What the task requires = Report the count of lines containing the word "Cainiao" in the entries below, and nothing more.

━━━ Data for the task

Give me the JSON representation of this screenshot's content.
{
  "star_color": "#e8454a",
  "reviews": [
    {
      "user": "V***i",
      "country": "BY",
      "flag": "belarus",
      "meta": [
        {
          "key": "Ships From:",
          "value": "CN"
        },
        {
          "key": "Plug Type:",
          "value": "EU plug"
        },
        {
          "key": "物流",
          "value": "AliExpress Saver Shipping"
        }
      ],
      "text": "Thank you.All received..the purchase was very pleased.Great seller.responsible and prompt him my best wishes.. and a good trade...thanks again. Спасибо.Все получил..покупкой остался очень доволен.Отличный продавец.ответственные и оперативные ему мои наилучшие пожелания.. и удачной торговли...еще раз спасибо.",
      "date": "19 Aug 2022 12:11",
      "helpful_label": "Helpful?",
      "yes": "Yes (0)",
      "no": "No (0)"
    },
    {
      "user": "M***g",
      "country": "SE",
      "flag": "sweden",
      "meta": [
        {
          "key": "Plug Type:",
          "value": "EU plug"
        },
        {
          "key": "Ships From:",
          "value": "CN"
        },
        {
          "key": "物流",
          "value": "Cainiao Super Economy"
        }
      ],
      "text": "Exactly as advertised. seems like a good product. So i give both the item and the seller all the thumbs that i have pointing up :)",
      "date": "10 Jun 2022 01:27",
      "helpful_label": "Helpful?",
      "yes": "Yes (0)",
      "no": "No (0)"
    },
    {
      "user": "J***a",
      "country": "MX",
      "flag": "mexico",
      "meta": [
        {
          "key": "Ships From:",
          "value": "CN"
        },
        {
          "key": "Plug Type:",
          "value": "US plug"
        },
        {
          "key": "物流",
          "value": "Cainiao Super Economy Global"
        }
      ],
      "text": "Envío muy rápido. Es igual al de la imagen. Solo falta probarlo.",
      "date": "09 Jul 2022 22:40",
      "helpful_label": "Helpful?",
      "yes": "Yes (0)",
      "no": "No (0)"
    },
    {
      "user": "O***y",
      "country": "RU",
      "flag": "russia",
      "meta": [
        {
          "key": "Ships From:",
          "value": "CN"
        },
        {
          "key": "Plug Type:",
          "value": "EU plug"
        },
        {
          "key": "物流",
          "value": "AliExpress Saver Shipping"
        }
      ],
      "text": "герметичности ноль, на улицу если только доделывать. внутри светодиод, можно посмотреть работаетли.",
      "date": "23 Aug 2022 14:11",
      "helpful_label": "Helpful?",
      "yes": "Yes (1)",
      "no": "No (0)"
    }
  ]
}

━━━━━━

Solution for this exercise = 2